Go through the entries one line at a time, and gather every line that has the word "xlabel".

*DATA IN THIS EXERCISE:*
# # # # #
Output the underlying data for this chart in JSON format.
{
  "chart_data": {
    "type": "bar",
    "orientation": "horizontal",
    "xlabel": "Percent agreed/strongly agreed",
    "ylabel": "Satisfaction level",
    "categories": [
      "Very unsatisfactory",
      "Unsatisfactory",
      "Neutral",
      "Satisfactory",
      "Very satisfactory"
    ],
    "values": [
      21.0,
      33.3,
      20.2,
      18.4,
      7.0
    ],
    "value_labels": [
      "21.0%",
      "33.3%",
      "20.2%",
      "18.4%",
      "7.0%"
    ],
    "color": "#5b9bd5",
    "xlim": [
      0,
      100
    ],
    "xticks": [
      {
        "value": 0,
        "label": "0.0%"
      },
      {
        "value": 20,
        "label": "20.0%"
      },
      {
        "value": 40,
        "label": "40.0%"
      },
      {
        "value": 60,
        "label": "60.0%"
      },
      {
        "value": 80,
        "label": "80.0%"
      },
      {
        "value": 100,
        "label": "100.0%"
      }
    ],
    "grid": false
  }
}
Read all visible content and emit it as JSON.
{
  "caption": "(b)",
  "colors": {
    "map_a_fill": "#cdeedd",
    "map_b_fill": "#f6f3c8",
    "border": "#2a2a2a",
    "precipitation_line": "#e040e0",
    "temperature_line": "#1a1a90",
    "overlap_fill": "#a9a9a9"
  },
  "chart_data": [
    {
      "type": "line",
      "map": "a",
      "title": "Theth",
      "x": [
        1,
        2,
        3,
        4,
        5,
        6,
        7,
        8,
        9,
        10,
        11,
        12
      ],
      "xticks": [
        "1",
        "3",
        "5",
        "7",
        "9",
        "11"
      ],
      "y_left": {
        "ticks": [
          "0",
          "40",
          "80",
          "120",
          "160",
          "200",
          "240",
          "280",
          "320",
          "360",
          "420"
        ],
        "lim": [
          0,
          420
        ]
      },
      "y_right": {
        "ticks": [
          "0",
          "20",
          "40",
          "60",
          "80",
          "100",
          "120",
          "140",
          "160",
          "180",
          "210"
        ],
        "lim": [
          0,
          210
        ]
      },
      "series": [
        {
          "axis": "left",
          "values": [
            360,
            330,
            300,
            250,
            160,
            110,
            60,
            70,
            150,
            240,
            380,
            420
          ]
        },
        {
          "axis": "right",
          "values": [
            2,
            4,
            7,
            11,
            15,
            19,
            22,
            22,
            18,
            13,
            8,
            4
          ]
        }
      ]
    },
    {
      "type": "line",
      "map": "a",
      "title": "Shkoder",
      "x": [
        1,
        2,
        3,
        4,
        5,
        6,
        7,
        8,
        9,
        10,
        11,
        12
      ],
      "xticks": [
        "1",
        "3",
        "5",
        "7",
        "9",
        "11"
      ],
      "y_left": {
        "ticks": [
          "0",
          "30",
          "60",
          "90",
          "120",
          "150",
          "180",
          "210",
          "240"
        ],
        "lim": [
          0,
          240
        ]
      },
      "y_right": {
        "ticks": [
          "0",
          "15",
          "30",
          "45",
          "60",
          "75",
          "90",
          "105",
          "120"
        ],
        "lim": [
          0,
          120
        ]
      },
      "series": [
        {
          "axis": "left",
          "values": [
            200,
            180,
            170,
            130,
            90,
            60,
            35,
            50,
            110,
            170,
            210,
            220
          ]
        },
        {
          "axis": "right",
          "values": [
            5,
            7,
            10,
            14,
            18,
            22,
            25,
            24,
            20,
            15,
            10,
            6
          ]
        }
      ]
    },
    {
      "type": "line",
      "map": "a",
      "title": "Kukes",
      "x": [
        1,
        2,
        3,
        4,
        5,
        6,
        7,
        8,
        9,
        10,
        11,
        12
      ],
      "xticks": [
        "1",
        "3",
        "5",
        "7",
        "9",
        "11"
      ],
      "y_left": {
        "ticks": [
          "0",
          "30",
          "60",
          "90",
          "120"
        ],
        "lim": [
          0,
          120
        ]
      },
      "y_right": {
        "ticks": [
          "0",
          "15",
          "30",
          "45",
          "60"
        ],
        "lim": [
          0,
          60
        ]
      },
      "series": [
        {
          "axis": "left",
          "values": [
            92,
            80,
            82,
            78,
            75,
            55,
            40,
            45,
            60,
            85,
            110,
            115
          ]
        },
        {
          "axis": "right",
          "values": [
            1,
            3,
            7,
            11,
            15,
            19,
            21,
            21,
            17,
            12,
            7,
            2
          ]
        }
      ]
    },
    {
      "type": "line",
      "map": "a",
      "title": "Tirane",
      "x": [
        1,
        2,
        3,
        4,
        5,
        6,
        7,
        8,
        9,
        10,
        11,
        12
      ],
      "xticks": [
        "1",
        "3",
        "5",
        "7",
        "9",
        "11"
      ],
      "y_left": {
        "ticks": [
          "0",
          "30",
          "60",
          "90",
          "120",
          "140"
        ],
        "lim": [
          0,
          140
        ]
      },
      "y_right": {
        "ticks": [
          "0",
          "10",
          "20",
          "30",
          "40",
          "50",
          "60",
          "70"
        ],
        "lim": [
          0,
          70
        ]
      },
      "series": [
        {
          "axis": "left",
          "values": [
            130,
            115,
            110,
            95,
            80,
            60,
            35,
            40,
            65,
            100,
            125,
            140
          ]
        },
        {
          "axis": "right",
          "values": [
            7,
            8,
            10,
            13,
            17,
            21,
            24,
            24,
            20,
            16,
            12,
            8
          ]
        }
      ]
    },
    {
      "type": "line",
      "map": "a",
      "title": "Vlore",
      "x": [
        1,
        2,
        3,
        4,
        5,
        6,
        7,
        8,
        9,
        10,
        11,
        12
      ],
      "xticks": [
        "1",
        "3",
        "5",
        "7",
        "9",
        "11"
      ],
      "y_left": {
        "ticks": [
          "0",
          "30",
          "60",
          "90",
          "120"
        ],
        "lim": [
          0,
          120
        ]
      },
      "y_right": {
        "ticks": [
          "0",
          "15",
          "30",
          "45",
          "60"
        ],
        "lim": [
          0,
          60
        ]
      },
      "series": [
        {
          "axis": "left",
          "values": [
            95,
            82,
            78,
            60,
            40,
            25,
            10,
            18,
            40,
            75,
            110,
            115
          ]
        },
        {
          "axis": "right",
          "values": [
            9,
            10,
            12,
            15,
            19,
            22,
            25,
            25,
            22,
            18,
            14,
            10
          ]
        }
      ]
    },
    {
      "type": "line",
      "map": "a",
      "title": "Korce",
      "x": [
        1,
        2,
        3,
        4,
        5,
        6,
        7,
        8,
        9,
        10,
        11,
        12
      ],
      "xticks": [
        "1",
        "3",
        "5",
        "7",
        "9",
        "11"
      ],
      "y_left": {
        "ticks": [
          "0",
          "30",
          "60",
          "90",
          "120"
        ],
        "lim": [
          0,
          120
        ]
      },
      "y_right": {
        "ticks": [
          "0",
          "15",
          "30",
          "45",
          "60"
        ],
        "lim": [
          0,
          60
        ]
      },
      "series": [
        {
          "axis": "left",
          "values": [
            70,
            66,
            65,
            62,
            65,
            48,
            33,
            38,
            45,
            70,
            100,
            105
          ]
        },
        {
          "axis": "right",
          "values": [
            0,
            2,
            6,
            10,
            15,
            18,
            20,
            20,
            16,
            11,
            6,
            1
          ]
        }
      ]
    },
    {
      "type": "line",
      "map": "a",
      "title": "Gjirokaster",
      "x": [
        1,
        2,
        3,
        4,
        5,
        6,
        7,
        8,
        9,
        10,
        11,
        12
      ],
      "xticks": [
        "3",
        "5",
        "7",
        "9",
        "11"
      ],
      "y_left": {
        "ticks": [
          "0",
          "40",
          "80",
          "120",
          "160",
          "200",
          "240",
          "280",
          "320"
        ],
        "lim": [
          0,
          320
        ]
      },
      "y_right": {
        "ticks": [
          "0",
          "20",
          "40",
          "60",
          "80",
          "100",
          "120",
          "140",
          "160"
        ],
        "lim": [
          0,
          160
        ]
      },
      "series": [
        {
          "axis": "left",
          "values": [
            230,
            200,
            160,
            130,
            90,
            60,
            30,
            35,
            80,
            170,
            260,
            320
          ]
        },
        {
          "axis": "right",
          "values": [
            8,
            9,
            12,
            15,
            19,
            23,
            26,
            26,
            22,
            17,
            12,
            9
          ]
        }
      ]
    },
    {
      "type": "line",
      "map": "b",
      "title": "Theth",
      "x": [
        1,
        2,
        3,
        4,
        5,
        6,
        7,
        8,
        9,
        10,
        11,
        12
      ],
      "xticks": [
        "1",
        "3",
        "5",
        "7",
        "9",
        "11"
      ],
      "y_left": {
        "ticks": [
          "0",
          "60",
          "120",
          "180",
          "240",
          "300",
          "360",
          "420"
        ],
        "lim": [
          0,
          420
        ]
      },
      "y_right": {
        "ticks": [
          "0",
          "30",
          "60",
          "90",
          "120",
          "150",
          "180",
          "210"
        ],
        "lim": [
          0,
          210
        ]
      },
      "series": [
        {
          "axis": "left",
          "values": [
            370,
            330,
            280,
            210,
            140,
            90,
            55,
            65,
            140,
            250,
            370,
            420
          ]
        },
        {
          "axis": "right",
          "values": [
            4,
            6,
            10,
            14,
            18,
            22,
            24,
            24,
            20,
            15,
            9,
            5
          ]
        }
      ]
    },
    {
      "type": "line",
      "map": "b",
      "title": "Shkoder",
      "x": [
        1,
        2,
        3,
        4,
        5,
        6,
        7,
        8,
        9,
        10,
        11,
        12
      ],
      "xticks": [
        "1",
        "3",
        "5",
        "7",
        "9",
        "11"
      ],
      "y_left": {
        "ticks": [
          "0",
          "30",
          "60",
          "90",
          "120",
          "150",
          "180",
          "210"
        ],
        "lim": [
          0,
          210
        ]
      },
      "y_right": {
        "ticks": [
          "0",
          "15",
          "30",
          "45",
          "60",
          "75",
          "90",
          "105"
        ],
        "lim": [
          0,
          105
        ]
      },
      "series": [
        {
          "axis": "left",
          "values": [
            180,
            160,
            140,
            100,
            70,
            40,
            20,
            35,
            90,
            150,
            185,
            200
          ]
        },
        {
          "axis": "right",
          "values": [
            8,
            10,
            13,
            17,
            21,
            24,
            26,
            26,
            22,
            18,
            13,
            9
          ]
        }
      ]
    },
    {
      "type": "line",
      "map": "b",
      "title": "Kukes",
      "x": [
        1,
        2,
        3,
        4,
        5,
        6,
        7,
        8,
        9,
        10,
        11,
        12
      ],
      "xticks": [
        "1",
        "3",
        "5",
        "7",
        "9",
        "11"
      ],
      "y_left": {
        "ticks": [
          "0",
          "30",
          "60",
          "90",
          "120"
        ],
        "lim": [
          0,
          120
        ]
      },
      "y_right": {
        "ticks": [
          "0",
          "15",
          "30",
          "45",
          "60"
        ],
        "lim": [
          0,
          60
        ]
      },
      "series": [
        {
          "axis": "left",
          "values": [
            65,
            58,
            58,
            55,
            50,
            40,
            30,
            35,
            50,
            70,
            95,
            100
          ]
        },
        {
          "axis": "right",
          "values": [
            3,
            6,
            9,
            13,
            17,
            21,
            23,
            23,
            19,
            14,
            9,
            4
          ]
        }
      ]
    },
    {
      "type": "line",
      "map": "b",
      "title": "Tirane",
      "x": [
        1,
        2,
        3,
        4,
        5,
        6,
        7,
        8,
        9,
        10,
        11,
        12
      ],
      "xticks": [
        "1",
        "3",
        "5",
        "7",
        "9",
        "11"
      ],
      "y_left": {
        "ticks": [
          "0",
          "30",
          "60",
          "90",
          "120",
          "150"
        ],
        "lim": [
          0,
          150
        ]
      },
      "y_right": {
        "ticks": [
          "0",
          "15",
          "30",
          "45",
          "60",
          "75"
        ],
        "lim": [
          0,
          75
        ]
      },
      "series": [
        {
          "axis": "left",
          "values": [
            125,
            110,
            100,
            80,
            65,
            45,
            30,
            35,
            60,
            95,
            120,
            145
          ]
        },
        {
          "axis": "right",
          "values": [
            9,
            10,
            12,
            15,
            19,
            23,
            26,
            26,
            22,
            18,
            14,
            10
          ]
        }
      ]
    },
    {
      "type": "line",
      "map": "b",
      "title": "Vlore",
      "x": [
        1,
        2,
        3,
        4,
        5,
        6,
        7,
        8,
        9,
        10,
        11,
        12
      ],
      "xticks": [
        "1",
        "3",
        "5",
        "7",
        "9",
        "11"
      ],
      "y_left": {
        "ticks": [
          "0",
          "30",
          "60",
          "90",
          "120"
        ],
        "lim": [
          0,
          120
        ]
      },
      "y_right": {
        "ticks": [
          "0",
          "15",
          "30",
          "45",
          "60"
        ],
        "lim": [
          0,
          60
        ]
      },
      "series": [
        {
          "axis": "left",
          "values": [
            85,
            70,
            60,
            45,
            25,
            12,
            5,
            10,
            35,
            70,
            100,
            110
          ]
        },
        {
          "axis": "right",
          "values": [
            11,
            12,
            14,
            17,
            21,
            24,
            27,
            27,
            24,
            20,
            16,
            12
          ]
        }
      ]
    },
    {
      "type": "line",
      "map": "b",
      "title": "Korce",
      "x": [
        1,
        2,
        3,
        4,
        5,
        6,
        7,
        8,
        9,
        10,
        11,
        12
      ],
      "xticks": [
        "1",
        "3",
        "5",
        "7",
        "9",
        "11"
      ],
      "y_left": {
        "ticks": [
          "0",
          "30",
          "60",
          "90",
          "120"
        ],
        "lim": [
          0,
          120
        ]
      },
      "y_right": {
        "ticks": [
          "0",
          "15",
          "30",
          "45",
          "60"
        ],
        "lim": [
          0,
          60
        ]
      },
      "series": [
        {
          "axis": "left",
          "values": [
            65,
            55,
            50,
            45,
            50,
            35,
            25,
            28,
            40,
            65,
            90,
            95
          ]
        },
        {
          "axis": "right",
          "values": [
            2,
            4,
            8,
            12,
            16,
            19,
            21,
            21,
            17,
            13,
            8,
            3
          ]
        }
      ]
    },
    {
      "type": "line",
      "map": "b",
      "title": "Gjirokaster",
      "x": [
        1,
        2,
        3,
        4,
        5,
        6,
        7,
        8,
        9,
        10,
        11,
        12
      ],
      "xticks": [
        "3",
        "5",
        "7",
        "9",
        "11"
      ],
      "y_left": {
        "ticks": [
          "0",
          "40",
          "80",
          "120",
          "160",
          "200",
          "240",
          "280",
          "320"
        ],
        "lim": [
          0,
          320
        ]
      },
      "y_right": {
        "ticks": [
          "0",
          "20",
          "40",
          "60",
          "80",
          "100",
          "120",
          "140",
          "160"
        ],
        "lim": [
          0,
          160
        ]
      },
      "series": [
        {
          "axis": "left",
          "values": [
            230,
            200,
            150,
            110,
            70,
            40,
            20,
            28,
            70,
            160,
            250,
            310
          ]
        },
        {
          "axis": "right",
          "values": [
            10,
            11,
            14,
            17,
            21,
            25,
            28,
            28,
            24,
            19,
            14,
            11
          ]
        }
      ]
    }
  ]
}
# # # # #
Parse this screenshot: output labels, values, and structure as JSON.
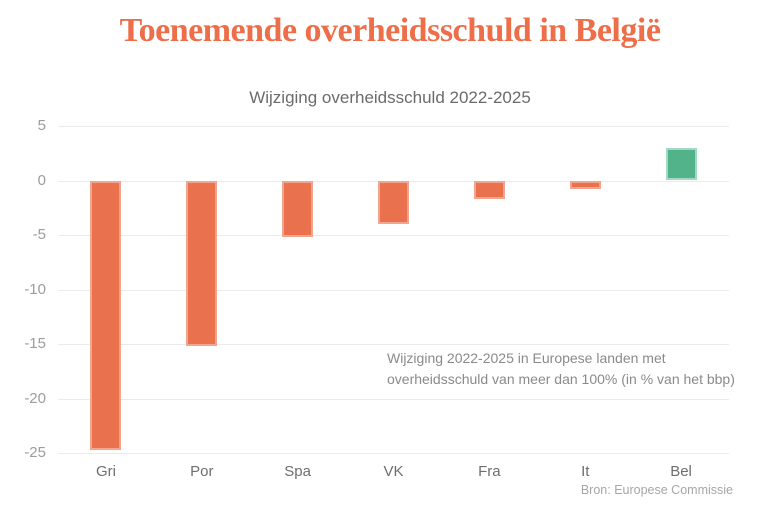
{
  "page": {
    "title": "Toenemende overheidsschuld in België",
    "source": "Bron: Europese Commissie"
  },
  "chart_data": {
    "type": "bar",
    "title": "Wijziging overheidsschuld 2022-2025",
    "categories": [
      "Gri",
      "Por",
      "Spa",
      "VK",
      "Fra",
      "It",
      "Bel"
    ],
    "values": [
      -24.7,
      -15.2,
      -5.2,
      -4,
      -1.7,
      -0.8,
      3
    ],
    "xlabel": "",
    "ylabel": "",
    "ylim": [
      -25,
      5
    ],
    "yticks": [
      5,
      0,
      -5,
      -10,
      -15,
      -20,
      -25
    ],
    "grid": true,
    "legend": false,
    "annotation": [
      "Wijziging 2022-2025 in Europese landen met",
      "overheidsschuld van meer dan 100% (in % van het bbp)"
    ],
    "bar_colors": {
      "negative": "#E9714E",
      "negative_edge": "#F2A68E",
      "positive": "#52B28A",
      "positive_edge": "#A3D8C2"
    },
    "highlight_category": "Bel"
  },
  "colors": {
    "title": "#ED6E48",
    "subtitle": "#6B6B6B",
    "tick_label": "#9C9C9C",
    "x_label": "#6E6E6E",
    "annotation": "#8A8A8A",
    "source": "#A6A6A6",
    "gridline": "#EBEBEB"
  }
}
# # # # #
*COMPLETE OUTPUT:*
    "xlabel": "Percent agreed/strongly agreed",
    "xlabel": "",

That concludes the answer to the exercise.